**Brief**
Quote the listing below in its entirety, omitting every image.

── Information given

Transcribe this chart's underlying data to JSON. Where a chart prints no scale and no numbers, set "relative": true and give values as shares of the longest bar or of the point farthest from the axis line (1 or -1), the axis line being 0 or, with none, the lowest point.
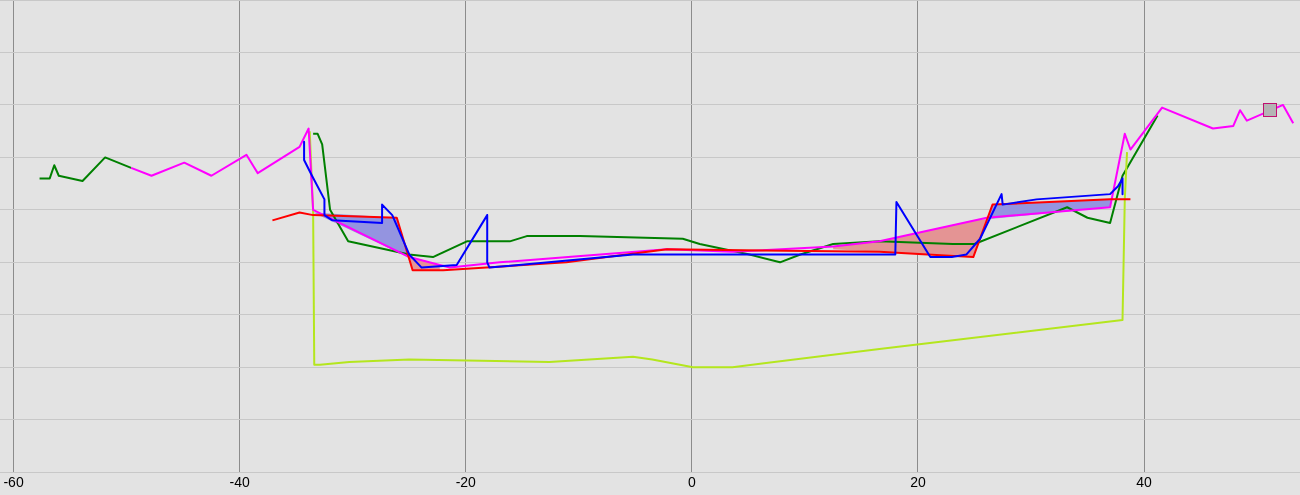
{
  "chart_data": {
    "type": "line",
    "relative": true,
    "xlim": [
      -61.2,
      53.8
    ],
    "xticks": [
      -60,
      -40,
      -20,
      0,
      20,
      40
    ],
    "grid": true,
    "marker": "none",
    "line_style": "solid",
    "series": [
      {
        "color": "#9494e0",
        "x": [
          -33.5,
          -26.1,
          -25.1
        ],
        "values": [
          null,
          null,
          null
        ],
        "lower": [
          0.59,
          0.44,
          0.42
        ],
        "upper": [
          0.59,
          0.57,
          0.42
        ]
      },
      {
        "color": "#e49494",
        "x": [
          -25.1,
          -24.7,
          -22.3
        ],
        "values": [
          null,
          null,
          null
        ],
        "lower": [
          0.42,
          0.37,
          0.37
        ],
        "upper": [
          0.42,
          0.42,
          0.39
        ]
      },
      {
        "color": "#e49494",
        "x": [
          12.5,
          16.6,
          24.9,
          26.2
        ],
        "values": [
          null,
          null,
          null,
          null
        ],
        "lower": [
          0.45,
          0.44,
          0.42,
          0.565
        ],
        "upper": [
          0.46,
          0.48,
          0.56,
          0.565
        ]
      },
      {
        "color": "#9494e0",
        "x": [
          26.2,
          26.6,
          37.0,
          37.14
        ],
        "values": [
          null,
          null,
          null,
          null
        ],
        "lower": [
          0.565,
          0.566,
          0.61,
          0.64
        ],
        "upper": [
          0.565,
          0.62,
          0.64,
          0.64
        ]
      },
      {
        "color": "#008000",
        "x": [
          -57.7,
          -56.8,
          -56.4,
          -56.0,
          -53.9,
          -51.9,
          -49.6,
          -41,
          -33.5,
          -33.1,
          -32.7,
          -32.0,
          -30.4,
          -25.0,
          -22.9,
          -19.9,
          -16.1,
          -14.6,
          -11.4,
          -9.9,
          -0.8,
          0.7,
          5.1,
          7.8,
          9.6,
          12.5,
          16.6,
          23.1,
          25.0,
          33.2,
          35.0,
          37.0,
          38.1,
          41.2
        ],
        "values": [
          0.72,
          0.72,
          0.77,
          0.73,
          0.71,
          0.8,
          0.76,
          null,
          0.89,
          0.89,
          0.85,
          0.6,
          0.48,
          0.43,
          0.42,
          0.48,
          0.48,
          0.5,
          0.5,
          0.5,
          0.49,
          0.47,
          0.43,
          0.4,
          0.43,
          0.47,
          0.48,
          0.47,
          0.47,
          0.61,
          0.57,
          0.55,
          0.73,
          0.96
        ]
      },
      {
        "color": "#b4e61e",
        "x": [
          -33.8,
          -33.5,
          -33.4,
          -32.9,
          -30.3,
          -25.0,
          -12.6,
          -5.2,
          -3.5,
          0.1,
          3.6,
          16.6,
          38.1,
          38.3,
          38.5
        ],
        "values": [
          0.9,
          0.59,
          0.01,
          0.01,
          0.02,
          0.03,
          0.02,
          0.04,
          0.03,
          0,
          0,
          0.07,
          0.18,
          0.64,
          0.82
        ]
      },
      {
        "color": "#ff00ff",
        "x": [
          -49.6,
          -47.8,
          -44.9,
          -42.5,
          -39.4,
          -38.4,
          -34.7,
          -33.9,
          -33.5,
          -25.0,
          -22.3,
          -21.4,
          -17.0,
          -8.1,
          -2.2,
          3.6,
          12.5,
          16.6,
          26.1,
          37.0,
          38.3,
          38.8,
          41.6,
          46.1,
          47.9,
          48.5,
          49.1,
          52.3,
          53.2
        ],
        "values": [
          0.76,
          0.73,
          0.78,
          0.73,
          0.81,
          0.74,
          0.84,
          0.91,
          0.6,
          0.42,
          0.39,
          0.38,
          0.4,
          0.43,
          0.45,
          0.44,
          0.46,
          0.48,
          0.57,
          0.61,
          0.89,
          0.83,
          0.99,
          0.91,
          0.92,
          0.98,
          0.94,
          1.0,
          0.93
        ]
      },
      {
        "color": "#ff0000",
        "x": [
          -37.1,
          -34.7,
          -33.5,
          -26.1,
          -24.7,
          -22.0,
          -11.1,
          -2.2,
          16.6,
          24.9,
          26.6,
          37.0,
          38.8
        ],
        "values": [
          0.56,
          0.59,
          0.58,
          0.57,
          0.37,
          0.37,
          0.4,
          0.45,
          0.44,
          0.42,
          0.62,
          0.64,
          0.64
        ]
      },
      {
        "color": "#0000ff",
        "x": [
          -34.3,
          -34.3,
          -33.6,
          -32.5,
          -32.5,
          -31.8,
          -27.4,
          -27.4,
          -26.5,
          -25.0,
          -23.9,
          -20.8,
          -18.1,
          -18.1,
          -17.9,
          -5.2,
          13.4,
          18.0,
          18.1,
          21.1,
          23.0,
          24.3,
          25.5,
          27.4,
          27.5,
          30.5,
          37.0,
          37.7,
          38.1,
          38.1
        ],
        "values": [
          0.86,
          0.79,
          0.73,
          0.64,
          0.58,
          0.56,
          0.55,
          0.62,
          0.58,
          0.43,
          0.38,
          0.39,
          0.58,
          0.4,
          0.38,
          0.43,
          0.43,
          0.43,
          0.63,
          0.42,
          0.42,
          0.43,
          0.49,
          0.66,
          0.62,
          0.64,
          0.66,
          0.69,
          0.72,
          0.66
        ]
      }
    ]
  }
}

────

**Result for this task**
Transcribe this chart's underlying data to JSON. Where a chart prints no scale and no numbers, set "relative": true and give values as shares of the longest bar or of the point farthest from the axis line (1 or -1), the axis line being 0 or, with none, the lowest point.
{
  "chart_data": {
    "type": "line",
    "relative": true,
    "xlim": [
      -61.2,
      53.8
    ],
    "xticks": [
      -60,
      -40,
      -20,
      0,
      20,
      40
    ],
    "grid": true,
    "marker": "none",
    "line_style": "solid",
    "series": [
      {
        "color": "#9494e0",
        "x": [
          -33.5,
          -26.1,
          -25.1
        ],
        "values": [
          null,
          null,
          null
        ],
        "lower": [
          0.59,
          0.44,
          0.42
        ],
        "upper": [
          0.59,
          0.57,
          0.42
        ]
      },
      {
        "color": "#e49494",
        "x": [
          -25.1,
          -24.7,
          -22.3
        ],
        "values": [
          null,
          null,
          null
        ],
        "lower": [
          0.42,
          0.37,
          0.37
        ],
        "upper": [
          0.42,
          0.42,
          0.39
        ]
      },
      {
        "color": "#e49494",
        "x": [
          12.5,
          16.6,
          24.9,
          26.2
        ],
        "values": [
          null,
          null,
          null,
          null
        ],
        "lower": [
          0.45,
          0.44,
          0.42,
          0.565
        ],
        "upper": [
          0.46,
          0.48,
          0.56,
          0.565
        ]
      },
      {
        "color": "#9494e0",
        "x": [
          26.2,
          26.6,
          37.0,
          37.14
        ],
        "values": [
          null,
          null,
          null,
          null
        ],
        "lower": [
          0.565,
          0.566,
          0.61,
          0.64
        ],
        "upper": [
          0.565,
          0.62,
          0.64,
          0.64
        ]
      },
      {
        "color": "#008000",
        "x": [
          -57.7,
          -56.8,
          -56.4,
          -56.0,
          -53.9,
          -51.9,
          -49.6,
          -41,
          -33.5,
          -33.1,
          -32.7,
          -32.0,
          -30.4,
          -25.0,
          -22.9,
          -19.9,
          -16.1,
          -14.6,
          -11.4,
          -9.9,
          -0.8,
          0.7,
          5.1,
          7.8,
          9.6,
          12.5,
          16.6,
          23.1,
          25.0,
          33.2,
          35.0,
          37.0,
          38.1,
          41.2
        ],
        "values": [
          0.72,
          0.72,
          0.77,
          0.73,
          0.71,
          0.8,
          0.76,
          null,
          0.89,
          0.89,
          0.85,
          0.6,
          0.48,
          0.43,
          0.42,
          0.48,
          0.48,
          0.5,
          0.5,
          0.5,
          0.49,
          0.47,
          0.43,
          0.4,
          0.43,
          0.47,
          0.48,
          0.47,
          0.47,
          0.61,
          0.57,
          0.55,
          0.73,
          0.96
        ]
      },
      {
        "color": "#b4e61e",
        "x": [
          -33.8,
          -33.5,
          -33.4,
          -32.9,
          -30.3,
          -25.0,
          -12.6,
          -5.2,
          -3.5,
          0.1,
          3.6,
          16.6,
          38.1,
          38.3,
          38.5
        ],
        "values": [
          0.9,
          0.59,
          0.01,
          0.01,
          0.02,
          0.03,
          0.02,
          0.04,
          0.03,
          0,
          0,
          0.07,
          0.18,
          0.64,
          0.82
        ]
      },
      {
        "color": "#ff00ff",
        "x": [
          -49.6,
          -47.8,
          -44.9,
          -42.5,
          -39.4,
          -38.4,
          -34.7,
          -33.9,
          -33.5,
          -25.0,
          -22.3,
          -21.4,
          -17.0,
          -8.1,
          -2.2,
          3.6,
          12.5,
          16.6,
          26.1,
          37.0,
          38.3,
          38.8,
          41.6,
          46.1,
          47.9,
          48.5,
          49.1,
          52.3,
          53.2
        ],
        "values": [
          0.76,
          0.73,
          0.78,
          0.73,
          0.81,
          0.74,
          0.84,
          0.91,
          0.6,
          0.42,
          0.39,
          0.38,
          0.4,
          0.43,
          0.45,
          0.44,
          0.46,
          0.48,
          0.57,
          0.61,
          0.89,
          0.83,
          0.99,
          0.91,
          0.92,
          0.98,
          0.94,
          1.0,
          0.93
        ]
      },
      {
        "color": "#ff0000",
        "x": [
          -37.1,
          -34.7,
          -33.5,
          -26.1,
          -24.7,
          -22.0,
          -11.1,
          -2.2,
          16.6,
          24.9,
          26.6,
          37.0,
          38.8
        ],
        "values": [
          0.56,
          0.59,
          0.58,
          0.57,
          0.37,
          0.37,
          0.4,
          0.45,
          0.44,
          0.42,
          0.62,
          0.64,
          0.64
        ]
      },
      {
        "color": "#0000ff",
        "x": [
          -34.3,
          -34.3,
          -33.6,
          -32.5,
          -32.5,
          -31.8,
          -27.4,
          -27.4,
          -26.5,
          -25.0,
          -23.9,
          -20.8,
          -18.1,
          -18.1,
          -17.9,
          -5.2,
          13.4,
          18.0,
          18.1,
          21.1,
          23.0,
          24.3,
          25.5,
          27.4,
          27.5,
          30.5,
          37.0,
          37.7,
          38.1,
          38.1
        ],
        "values": [
          0.86,
          0.79,
          0.73,
          0.64,
          0.58,
          0.56,
          0.55,
          0.62,
          0.58,
          0.43,
          0.38,
          0.39,
          0.58,
          0.4,
          0.38,
          0.43,
          0.43,
          0.43,
          0.63,
          0.42,
          0.42,
          0.43,
          0.49,
          0.66,
          0.62,
          0.64,
          0.66,
          0.69,
          0.72,
          0.66
        ]
      }
    ]
  }
}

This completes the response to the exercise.